Tally the lines of the data that include the word "entegre" and state the total, nothing else.

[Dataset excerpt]
══════════════════════════════

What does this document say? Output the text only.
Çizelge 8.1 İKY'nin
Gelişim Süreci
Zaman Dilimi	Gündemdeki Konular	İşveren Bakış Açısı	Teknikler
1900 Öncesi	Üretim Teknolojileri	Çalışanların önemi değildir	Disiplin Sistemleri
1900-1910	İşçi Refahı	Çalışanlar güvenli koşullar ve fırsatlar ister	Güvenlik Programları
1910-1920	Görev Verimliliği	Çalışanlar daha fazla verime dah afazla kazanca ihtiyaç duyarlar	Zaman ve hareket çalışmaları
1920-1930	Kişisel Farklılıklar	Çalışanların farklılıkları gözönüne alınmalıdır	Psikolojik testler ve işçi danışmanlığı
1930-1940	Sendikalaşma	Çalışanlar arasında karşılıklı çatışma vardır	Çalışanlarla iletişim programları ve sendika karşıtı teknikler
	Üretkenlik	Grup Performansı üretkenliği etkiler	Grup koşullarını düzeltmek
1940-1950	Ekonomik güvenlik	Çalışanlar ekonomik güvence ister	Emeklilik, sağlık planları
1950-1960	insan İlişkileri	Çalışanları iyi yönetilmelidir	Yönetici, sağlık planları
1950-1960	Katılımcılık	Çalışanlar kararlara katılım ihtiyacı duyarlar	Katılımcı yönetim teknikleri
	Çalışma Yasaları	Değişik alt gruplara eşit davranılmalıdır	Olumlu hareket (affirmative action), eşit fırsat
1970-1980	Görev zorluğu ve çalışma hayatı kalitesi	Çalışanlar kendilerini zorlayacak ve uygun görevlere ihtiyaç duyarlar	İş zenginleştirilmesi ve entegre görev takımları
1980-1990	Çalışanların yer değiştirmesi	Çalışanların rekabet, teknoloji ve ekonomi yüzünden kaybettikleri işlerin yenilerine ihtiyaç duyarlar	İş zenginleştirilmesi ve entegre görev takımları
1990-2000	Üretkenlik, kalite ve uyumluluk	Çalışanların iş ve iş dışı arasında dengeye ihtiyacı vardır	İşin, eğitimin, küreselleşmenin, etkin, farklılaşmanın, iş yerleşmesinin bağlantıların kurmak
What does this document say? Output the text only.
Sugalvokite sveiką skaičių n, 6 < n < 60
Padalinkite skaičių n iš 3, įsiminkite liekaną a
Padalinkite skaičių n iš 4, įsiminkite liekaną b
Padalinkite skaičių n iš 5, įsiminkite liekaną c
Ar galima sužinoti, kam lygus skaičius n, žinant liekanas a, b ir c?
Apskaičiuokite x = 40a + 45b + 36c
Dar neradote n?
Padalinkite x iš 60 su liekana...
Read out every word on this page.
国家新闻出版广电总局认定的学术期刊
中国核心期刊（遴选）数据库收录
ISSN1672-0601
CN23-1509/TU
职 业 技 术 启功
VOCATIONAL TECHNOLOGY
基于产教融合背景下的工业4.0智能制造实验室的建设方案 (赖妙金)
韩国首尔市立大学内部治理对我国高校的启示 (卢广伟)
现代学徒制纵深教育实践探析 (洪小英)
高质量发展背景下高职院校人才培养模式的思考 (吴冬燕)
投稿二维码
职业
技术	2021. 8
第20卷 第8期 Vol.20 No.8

══════════════════════════════

Final answer → 2